___ EXTRACTED DATA

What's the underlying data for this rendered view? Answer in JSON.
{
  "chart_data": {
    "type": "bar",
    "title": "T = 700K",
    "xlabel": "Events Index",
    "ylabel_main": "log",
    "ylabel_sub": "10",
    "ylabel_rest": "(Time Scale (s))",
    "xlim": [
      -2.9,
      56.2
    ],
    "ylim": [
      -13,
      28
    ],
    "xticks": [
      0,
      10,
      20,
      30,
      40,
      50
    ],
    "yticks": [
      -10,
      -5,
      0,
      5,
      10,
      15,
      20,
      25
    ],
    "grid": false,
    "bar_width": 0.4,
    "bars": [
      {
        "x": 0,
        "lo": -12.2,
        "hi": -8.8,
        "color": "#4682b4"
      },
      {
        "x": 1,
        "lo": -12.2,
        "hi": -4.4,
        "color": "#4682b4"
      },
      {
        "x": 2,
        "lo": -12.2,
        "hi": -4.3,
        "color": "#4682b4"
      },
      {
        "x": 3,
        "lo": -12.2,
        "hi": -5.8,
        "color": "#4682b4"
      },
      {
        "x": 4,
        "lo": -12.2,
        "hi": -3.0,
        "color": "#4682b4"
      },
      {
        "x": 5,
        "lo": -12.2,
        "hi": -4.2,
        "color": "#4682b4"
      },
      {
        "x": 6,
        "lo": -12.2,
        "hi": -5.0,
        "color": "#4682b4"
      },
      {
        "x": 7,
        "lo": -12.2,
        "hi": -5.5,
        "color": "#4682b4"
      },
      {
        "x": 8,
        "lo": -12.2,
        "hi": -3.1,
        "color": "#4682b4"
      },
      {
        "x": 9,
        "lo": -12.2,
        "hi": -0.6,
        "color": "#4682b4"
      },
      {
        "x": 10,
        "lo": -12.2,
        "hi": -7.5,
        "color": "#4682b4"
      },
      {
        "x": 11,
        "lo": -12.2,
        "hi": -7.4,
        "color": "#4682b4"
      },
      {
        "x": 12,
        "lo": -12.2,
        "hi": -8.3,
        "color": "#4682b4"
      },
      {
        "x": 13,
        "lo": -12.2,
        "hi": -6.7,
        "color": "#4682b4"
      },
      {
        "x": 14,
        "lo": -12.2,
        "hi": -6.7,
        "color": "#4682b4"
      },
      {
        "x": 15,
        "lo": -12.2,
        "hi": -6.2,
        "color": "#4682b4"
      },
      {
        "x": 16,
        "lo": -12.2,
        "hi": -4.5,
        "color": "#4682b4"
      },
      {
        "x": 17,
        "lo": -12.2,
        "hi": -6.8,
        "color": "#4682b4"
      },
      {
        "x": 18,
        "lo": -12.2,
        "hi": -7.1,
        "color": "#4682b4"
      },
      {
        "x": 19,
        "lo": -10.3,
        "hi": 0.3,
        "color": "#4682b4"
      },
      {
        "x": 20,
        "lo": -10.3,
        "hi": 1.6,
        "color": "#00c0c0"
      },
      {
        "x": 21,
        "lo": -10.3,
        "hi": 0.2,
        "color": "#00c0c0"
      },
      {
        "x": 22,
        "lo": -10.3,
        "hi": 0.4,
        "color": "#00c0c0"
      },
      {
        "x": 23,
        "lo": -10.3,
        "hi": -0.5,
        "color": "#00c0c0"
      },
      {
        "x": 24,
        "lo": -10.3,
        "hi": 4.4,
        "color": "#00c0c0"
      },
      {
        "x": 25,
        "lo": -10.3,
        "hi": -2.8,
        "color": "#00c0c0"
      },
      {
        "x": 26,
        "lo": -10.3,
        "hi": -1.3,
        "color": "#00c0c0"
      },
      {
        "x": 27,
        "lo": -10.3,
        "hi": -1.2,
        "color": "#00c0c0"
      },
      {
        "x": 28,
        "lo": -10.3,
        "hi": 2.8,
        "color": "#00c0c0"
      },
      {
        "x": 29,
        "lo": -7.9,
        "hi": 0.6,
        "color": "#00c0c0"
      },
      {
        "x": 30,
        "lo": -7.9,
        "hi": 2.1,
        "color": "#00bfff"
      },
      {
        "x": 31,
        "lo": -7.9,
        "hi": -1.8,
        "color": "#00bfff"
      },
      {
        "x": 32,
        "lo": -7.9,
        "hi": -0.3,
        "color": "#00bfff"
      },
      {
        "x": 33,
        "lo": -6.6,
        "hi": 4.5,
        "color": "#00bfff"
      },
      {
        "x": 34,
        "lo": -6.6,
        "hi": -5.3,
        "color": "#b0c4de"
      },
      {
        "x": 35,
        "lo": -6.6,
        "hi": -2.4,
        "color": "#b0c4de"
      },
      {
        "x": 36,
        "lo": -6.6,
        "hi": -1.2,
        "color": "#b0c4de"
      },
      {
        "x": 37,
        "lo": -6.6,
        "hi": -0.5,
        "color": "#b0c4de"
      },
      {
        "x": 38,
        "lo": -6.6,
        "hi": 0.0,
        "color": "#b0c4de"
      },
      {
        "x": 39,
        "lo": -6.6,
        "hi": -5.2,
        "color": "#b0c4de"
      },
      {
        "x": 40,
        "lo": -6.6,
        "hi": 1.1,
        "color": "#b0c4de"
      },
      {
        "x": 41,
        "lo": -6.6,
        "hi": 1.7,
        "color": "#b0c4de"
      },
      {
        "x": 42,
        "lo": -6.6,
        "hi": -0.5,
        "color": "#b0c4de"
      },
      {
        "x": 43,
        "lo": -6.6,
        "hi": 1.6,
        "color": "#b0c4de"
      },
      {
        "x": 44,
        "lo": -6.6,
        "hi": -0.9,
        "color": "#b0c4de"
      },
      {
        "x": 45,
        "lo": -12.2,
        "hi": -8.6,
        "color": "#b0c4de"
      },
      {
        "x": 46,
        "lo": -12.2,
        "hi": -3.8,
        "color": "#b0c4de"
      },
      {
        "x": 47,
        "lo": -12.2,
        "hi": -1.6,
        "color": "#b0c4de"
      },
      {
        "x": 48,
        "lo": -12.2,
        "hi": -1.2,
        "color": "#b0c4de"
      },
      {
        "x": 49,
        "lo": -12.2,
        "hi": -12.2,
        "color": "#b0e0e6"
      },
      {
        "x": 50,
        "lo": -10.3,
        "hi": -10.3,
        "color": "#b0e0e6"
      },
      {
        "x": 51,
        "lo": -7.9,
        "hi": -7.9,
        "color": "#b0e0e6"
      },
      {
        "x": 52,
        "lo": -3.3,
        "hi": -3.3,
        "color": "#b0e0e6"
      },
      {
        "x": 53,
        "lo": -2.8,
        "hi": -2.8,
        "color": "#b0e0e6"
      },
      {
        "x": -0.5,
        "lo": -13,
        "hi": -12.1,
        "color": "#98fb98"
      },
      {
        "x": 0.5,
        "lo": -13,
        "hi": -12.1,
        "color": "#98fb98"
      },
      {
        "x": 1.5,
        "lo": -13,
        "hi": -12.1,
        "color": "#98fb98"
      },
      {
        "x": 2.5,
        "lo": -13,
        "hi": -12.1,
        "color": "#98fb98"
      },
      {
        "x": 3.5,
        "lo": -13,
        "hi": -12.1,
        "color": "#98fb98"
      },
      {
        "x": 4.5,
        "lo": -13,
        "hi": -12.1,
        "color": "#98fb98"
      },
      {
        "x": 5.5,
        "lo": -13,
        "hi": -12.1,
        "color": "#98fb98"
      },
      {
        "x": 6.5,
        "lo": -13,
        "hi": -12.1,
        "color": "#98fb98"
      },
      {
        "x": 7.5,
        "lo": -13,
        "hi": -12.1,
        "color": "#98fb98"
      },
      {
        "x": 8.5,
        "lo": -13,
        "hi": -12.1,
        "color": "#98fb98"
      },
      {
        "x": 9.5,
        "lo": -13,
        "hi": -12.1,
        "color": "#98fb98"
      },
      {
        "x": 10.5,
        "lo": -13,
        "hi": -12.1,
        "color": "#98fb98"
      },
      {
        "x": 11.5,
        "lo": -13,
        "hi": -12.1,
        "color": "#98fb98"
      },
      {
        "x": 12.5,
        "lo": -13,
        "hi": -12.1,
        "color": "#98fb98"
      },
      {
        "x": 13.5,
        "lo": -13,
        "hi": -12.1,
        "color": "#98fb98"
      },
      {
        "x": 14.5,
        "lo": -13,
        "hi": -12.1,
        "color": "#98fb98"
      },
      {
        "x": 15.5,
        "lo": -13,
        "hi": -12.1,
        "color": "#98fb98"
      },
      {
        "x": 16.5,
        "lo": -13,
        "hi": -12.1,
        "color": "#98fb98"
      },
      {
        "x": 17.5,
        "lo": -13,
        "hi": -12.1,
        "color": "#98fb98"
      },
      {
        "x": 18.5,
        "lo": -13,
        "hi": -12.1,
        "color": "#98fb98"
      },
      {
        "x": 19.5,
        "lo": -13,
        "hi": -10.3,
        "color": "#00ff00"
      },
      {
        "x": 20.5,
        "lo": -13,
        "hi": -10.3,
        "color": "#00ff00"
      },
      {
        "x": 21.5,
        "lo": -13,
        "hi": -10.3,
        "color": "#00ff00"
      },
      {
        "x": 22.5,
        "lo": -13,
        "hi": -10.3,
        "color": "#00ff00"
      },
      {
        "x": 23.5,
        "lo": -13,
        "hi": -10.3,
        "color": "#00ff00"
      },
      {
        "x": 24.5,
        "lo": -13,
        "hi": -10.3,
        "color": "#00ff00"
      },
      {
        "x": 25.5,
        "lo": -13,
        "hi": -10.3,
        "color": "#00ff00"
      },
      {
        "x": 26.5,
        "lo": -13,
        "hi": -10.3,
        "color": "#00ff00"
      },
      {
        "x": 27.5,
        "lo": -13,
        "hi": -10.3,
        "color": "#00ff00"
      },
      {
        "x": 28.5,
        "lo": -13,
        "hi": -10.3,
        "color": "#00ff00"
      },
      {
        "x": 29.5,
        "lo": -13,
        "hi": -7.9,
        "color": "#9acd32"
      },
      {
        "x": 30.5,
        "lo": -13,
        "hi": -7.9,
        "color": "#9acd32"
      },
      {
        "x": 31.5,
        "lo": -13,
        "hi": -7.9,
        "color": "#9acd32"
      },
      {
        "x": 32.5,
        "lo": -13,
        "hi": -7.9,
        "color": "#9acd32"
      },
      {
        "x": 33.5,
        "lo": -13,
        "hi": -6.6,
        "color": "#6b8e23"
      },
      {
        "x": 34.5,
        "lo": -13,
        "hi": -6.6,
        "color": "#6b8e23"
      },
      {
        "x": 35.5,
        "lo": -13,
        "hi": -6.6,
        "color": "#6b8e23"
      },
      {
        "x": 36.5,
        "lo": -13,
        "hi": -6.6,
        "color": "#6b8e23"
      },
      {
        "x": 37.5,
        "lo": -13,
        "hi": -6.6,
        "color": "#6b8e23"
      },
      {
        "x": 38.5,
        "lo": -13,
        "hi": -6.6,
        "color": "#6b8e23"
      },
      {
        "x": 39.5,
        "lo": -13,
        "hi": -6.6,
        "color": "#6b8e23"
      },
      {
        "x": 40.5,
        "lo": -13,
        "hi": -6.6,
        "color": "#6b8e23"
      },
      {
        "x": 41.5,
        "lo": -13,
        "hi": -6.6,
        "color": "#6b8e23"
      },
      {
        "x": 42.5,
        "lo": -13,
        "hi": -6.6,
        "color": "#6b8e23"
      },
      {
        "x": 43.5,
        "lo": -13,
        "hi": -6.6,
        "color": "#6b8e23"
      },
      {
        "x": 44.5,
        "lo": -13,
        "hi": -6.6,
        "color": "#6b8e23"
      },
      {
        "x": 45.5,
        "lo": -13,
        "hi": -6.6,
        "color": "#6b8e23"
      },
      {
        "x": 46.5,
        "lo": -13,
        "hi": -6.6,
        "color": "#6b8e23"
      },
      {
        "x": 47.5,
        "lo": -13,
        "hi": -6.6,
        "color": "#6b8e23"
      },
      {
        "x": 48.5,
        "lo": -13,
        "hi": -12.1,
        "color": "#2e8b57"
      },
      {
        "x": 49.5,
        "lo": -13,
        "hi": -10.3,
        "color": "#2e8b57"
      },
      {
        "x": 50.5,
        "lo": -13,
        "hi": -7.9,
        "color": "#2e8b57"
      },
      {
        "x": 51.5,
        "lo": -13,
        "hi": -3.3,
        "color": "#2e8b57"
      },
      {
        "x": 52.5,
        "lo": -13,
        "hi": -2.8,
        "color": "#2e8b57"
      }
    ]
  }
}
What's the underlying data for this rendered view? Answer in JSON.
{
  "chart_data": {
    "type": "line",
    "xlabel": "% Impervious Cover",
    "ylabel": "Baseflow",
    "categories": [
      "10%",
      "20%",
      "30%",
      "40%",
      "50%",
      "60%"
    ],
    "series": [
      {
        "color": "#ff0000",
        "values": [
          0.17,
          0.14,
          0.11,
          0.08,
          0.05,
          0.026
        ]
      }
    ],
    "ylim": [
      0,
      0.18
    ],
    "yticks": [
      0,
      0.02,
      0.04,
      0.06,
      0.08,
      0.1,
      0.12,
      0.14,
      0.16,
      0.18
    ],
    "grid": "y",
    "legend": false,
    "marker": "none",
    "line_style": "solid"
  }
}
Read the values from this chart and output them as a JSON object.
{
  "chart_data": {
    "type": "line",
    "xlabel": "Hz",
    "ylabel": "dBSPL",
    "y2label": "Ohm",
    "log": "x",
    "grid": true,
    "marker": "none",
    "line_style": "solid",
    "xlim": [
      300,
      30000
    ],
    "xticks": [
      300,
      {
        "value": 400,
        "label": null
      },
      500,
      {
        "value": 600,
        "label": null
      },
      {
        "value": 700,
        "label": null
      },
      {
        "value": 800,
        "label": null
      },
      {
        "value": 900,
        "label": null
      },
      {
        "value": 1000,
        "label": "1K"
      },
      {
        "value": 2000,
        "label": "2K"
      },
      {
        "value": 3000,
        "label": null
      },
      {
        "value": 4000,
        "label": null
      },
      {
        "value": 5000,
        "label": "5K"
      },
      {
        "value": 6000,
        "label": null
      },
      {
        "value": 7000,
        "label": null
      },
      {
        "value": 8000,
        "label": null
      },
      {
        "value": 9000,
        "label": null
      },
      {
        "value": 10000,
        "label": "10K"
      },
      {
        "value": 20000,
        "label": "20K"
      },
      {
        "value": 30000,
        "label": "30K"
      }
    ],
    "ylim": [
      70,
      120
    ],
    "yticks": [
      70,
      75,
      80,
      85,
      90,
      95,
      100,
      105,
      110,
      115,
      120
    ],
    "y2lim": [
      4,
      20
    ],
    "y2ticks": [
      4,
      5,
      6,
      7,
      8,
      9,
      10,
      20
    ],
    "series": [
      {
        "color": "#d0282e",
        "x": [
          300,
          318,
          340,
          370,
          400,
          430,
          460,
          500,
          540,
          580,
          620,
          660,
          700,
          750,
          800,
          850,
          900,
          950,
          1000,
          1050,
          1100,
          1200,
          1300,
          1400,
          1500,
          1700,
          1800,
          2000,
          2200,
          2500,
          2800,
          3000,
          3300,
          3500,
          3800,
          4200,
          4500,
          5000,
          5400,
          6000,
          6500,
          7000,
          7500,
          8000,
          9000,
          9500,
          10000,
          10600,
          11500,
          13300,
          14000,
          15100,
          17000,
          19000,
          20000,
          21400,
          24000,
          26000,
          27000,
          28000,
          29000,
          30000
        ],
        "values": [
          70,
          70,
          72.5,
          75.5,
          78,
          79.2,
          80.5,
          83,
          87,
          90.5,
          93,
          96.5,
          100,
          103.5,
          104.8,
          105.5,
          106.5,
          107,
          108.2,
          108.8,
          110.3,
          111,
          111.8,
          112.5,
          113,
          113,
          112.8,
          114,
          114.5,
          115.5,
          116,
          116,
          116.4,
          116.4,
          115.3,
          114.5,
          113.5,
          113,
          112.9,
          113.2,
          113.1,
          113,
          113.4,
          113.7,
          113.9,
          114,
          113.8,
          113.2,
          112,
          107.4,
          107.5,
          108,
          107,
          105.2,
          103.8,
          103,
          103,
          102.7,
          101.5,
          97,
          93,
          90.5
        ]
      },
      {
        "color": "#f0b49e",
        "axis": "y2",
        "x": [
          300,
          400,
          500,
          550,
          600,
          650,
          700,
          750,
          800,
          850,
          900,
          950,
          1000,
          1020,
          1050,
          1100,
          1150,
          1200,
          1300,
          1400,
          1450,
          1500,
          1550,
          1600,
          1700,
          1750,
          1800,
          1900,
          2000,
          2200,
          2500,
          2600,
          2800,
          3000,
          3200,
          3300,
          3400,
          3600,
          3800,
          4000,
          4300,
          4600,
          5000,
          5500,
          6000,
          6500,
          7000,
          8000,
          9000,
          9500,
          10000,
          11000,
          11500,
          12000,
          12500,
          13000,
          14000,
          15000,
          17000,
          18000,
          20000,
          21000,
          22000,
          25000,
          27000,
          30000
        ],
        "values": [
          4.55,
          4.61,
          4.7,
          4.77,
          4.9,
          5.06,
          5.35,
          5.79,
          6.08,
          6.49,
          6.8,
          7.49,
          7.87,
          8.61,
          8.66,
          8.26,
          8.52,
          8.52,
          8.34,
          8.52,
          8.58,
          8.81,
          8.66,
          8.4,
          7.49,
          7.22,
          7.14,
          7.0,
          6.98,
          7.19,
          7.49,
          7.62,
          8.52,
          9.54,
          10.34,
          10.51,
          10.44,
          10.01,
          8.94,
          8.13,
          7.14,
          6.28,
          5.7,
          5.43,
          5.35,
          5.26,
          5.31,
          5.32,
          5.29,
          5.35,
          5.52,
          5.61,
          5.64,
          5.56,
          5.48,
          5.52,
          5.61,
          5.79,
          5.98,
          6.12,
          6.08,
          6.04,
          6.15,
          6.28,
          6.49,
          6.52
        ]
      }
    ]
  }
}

______

## BRIEF
From the records above, copy every line that holds the word "xlabel".

## RESULT FOR THIS TASK
    "xlabel": "Events Index",
    "xlabel": "% Impervious Cover",
    "xlabel": "Hz",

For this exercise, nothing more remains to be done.